(AIM) Copy every entry word for word, but skip the pictures.

(DATASET RECORDS)
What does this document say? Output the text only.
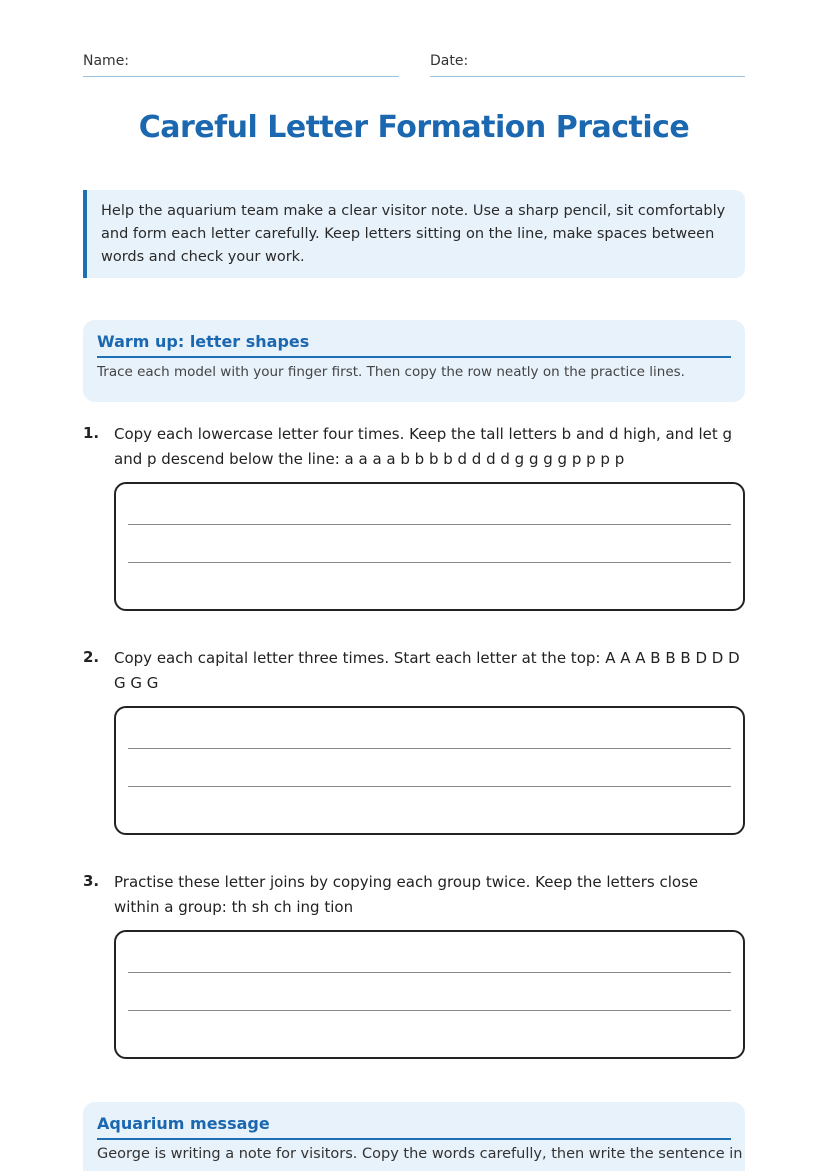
Name:	Date:
Careful Letter Formation Practice
Help the aquarium team make a clear visitor note. Use a sharp pencil, sit comfortably and form each letter carefully. Keep letters sitting on the line, make spaces between words and check your work.
Warm up: letter shapes
Trace each model with your finger first. Then copy the row neatly on the practice lines.
1. Copy each lowercase letter four times. Keep the tall letters b and d high, and let g and p descend below the line: a a a a b b b b d d d d g g g g p p p p
2. Copy each capital letter three times. Start each letter at the top: A A A B B B D D D G G G
3. Practise these letter joins by copying each group twice. Keep the letters close within a group: th sh ch ing tion
Aquarium message
George is writing a note for visitors. Copy the words carefully, then write the sentence in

(COMPLETE OUTPUT)
What does this document say? Output the text only.
Name:	Date:
Careful Letter Formation Practice
Help the aquarium team make a clear visitor note. Use a sharp pencil, sit comfortably and form each letter carefully. Keep letters sitting on the line, make spaces between words and check your work.
Warm up: letter shapes
Trace each model with your finger first. Then copy the row neatly on the practice lines.
1. Copy each lowercase letter four times. Keep the tall letters b and d high, and let g and p descend below the line: a a a a b b b b d d d d g g g g p p p p
2. Copy each capital letter three times. Start each letter at the top: A A A B B B D D D G G G
3. Practise these letter joins by copying each group twice. Keep the letters close within a group: th sh ch ing tion
Aquarium message
George is writing a note for visitors. Copy the words carefully, then write the sentence in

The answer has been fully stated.